— EXERCISE DESCRIPTION —
Word for word, print each line of the listing below; pictures stay out.

— DATA —
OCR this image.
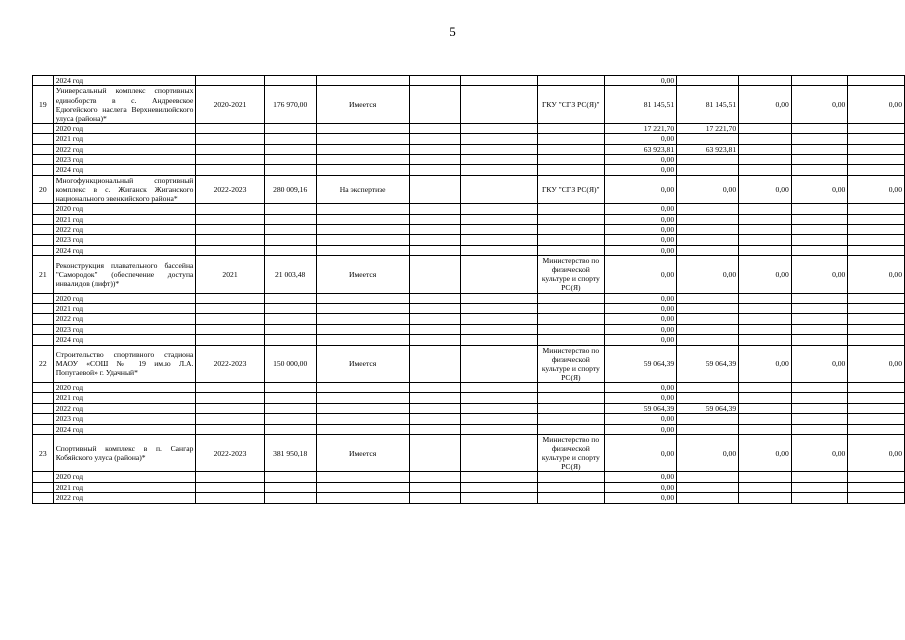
5
	2024 год							0,00				
19	Универсальный комплекс спортивных единоборств в с. Андреевское Едюгейского наслега Верхневилюйского улуса (района)*	2020-2021	176 970,00	Имеется			ГКУ "СГЗ РС(Я)"	81 145,51	81 145,51	0,00	0,00	0,00
	2020 год							17 221,70	17 221,70			
	2021 год							0,00				
	2022 год							63 923,81	63 923,81			
	2023 год							0,00				
	2024 год							0,00				
20	Многофункциональный спортивный комплекс в с. Жиганск Жиганского национального эвенкийского района*	2022-2023	280 009,16	На экспертизе			ГКУ "СГЗ РС(Я)"	0,00	0,00	0,00	0,00	0,00
	2020 год							0,00				
	2021 год							0,00				
	2022 год							0,00				
	2023 год							0,00				
	2024 год							0,00				
21	Реконструкция плавательного бассейна "Самородок" (обеспечение доступа инвалидов (лифт))*	2021	21 003,48	Имеется			Министерство по физической культуре и спорту РС(Я)	0,00	0,00	0,00	0,00	0,00
	2020 год							0,00				
	2021 год							0,00				
	2022 год							0,00				
	2023 год							0,00				
	2024 год							0,00				
22	Строительство спортивного стадиона МАОУ «СОШ № 19 им.ю Л.А. Попугаевой» г. Удачный*	2022-2023	150 000,00	Имеется			Министерство по физической культуре и спорту РС(Я)	59 064,39	59 064,39	0,00	0,00	0,00
	2020 год							0,00				
	2021 год							0,00				
	2022 год							59 064,39	59 064,39			
	2023 год							0,00				
	2024 год							0,00				
23	Спортивный комплекс в п. Сангар Кобяйского улуса (района)*	2022-2023	381 950,18	Имеется			Министерство по физической культуре и спорту РС(Я)	0,00	0,00	0,00	0,00	0,00
	2020 год							0,00				
	2021 год							0,00				
	2022 год							0,00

— RESULT OF THIS TASK —
OCR this image.
5
	2024 год							0,00				
19	Универсальный комплекс спортивных единоборств в с. Андреевское Едюгейского наслега Верхневилюйского улуса (района)*	2020-2021	176 970,00	Имеется			ГКУ "СГЗ РС(Я)"	81 145,51	81 145,51	0,00	0,00	0,00
	2020 год							17 221,70	17 221,70			
	2021 год							0,00				
	2022 год							63 923,81	63 923,81			
	2023 год							0,00				
	2024 год							0,00				
20	Многофункциональный спортивный комплекс в с. Жиганск Жиганского национального эвенкийского района*	2022-2023	280 009,16	На экспертизе			ГКУ "СГЗ РС(Я)"	0,00	0,00	0,00	0,00	0,00
	2020 год							0,00				
	2021 год							0,00				
	2022 год							0,00				
	2023 год							0,00				
	2024 год							0,00				
21	Реконструкция плавательного бассейна "Самородок" (обеспечение доступа инвалидов (лифт))*	2021	21 003,48	Имеется			Министерство по физической культуре и спорту РС(Я)	0,00	0,00	0,00	0,00	0,00
	2020 год							0,00				
	2021 год							0,00				
	2022 год							0,00				
	2023 год							0,00				
	2024 год							0,00				
22	Строительство спортивного стадиона МАОУ «СОШ № 19 им.ю Л.А. Попугаевой» г. Удачный*	2022-2023	150 000,00	Имеется			Министерство по физической культуре и спорту РС(Я)	59 064,39	59 064,39	0,00	0,00	0,00
	2020 год							0,00				
	2021 год							0,00				
	2022 год							59 064,39	59 064,39			
	2023 год							0,00				
	2024 год							0,00				
23	Спортивный комплекс в п. Сангар Кобяйского улуса (района)*	2022-2023	381 950,18	Имеется			Министерство по физической культуре и спорту РС(Я)	0,00	0,00	0,00	0,00	0,00
	2020 год							0,00				
	2021 год							0,00				
	2022 год							0,00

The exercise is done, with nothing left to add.